Written task — Copy out every one of the entries below word for word.

Supplied data —
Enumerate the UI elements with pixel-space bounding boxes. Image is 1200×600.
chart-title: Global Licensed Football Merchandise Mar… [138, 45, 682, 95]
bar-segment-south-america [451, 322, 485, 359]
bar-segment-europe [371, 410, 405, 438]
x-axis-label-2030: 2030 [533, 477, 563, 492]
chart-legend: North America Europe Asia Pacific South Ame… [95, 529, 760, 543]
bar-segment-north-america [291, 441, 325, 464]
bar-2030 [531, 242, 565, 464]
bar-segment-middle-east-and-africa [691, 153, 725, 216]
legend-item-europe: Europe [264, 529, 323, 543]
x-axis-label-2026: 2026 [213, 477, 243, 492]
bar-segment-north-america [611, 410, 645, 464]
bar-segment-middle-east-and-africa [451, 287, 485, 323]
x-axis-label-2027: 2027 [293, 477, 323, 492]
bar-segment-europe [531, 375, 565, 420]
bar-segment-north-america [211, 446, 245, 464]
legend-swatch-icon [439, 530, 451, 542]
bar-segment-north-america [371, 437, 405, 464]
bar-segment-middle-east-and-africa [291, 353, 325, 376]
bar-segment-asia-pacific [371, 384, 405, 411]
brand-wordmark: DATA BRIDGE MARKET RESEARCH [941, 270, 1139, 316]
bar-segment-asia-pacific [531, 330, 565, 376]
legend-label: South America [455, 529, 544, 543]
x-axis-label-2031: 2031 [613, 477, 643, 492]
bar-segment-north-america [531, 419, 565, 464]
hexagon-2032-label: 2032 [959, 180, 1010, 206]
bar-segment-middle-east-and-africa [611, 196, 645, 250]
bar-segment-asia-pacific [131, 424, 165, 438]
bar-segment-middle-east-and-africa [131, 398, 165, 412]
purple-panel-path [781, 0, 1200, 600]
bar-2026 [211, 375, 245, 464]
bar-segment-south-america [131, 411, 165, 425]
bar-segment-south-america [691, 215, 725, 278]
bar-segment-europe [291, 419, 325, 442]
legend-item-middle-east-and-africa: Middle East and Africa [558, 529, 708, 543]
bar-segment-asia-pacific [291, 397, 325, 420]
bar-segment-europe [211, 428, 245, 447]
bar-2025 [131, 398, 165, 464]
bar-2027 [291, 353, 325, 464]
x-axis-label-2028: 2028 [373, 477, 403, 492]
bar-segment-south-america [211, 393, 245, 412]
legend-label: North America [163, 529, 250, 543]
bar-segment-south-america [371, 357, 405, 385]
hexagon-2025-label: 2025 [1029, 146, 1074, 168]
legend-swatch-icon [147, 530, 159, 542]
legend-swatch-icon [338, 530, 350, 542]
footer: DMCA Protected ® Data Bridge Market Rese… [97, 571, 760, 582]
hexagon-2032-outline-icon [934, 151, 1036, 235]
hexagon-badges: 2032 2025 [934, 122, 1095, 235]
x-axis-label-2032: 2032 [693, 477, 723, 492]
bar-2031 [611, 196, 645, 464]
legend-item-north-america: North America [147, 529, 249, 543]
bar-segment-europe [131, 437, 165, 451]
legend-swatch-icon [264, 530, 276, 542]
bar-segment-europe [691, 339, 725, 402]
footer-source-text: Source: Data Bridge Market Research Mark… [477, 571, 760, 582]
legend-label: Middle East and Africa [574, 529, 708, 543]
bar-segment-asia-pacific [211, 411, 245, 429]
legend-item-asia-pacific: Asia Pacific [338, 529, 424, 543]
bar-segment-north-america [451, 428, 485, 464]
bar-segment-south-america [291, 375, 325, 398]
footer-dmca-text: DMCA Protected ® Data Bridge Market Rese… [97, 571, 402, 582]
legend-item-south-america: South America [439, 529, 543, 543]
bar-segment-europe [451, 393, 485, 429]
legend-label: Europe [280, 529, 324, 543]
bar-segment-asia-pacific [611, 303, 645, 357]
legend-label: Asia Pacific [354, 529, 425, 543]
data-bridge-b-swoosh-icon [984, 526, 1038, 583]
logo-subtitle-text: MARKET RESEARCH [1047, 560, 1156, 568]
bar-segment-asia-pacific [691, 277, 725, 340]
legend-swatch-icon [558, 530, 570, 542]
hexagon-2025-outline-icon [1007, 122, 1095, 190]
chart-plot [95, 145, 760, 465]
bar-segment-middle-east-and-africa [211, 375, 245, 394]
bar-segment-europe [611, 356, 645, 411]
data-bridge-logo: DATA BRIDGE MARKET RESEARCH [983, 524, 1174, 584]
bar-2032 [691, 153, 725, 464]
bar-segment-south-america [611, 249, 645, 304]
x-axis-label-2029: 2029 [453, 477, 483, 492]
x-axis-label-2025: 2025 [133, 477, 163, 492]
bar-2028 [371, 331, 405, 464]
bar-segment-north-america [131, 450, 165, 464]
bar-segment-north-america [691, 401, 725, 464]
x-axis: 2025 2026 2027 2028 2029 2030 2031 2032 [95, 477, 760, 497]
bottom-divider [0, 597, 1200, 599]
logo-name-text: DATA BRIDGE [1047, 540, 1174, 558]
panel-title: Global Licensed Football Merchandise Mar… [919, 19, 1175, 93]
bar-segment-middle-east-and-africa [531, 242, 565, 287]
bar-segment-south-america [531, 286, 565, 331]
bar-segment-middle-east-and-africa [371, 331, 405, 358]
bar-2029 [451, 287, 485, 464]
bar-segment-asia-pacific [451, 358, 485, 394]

Completed exercise —
Enumerate the UI elements with pixel-space bounding boxes. Image is 1200×600.
chart-title: Global Licensed Football Merchandise Mar… [138, 45, 682, 95]
bar-segment-south-america [451, 322, 485, 359]
bar-segment-europe [371, 410, 405, 438]
x-axis-label-2030: 2030 [533, 477, 563, 492]
chart-legend: North America Europe Asia Pacific South Ame… [95, 529, 760, 543]
bar-segment-north-america [291, 441, 325, 464]
bar-2030 [531, 242, 565, 464]
bar-segment-middle-east-and-africa [691, 153, 725, 216]
legend-item-europe: Europe [264, 529, 323, 543]
x-axis-label-2026: 2026 [213, 477, 243, 492]
bar-segment-north-america [611, 410, 645, 464]
bar-segment-middle-east-and-africa [451, 287, 485, 323]
x-axis-label-2027: 2027 [293, 477, 323, 492]
bar-segment-europe [531, 375, 565, 420]
bar-segment-north-america [211, 446, 245, 464]
legend-swatch-icon [439, 530, 451, 542]
bar-segment-north-america [371, 437, 405, 464]
bar-segment-middle-east-and-africa [291, 353, 325, 376]
bar-segment-asia-pacific [371, 384, 405, 411]
brand-wordmark: DATA BRIDGE MARKET RESEARCH [941, 270, 1139, 316]
bar-segment-asia-pacific [531, 330, 565, 376]
legend-label: South America [455, 529, 544, 543]
x-axis-label-2031: 2031 [613, 477, 643, 492]
bar-segment-north-america [531, 419, 565, 464]
hexagon-2032-label: 2032 [959, 180, 1010, 206]
bar-segment-middle-east-and-africa [611, 196, 645, 250]
bar-segment-asia-pacific [131, 424, 165, 438]
bar-segment-middle-east-and-africa [131, 398, 165, 412]
purple-panel-path [781, 0, 1200, 600]
bar-2026 [211, 375, 245, 464]
bar-segment-south-america [131, 411, 165, 425]
bar-segment-south-america [691, 215, 725, 278]
bar-segment-europe [291, 419, 325, 442]
legend-item-middle-east-and-africa: Middle East and Africa [558, 529, 708, 543]
bar-segment-asia-pacific [291, 397, 325, 420]
bar-segment-europe [211, 428, 245, 447]
bar-2025 [131, 398, 165, 464]
bar-2027 [291, 353, 325, 464]
x-axis-label-2028: 2028 [373, 477, 403, 492]
bar-segment-south-america [211, 393, 245, 412]
legend-label: North America [163, 529, 250, 543]
bar-segment-south-america [371, 357, 405, 385]
hexagon-2025-label: 2025 [1029, 146, 1074, 168]
legend-swatch-icon [147, 530, 159, 542]
legend-swatch-icon [338, 530, 350, 542]
footer: DMCA Protected ® Data Bridge Market Rese… [97, 571, 760, 582]
hexagon-2032-outline-icon [934, 151, 1036, 235]
hexagon-badges: 2032 2025 [934, 122, 1095, 235]
x-axis-label-2032: 2032 [693, 477, 723, 492]
bar-2031 [611, 196, 645, 464]
legend-item-north-america: North America [147, 529, 249, 543]
bar-segment-europe [131, 437, 165, 451]
legend-swatch-icon [264, 530, 276, 542]
bar-segment-europe [691, 339, 725, 402]
footer-source-text: Source: Data Bridge Market Research Mark… [477, 571, 760, 582]
legend-label: Middle East and Africa [574, 529, 708, 543]
bar-segment-asia-pacific [211, 411, 245, 429]
legend-item-asia-pacific: Asia Pacific [338, 529, 424, 543]
bar-segment-north-america [451, 428, 485, 464]
bar-segment-south-america [291, 375, 325, 398]
footer-dmca-text: DMCA Protected ® Data Bridge Market Rese… [97, 571, 402, 582]
legend-item-south-america: South America [439, 529, 543, 543]
bar-segment-europe [451, 393, 485, 429]
legend-label: Europe [280, 529, 324, 543]
bar-segment-asia-pacific [611, 303, 645, 357]
legend-label: Asia Pacific [354, 529, 425, 543]
data-bridge-b-swoosh-icon [984, 526, 1038, 583]
logo-subtitle-text: MARKET RESEARCH [1047, 560, 1156, 568]
bar-segment-asia-pacific [691, 277, 725, 340]
legend-swatch-icon [558, 530, 570, 542]
hexagon-2025-outline-icon [1007, 122, 1095, 190]
chart-plot [95, 145, 760, 465]
bar-segment-middle-east-and-africa [211, 375, 245, 394]
bar-segment-europe [611, 356, 645, 411]
data-bridge-logo: DATA BRIDGE MARKET RESEARCH [983, 524, 1174, 584]
bar-2032 [691, 153, 725, 464]
bar-segment-south-america [611, 249, 645, 304]
x-axis-label-2029: 2029 [453, 477, 483, 492]
x-axis-label-2025: 2025 [133, 477, 163, 492]
bar-2028 [371, 331, 405, 464]
bar-segment-north-america [131, 450, 165, 464]
bar-segment-north-america [691, 401, 725, 464]
x-axis: 2025 2026 2027 2028 2029 2030 2031 2032 [95, 477, 760, 497]
bottom-divider [0, 597, 1200, 599]
logo-name-text: DATA BRIDGE [1047, 540, 1174, 558]
panel-title: Global Licensed Football Merchandise Mar… [919, 19, 1175, 93]
bar-segment-middle-east-and-africa [531, 242, 565, 287]
bar-segment-south-america [531, 286, 565, 331]
bar-segment-middle-east-and-africa [371, 331, 405, 358]
bar-2029 [451, 287, 485, 464]
bar-segment-asia-pacific [451, 358, 485, 394]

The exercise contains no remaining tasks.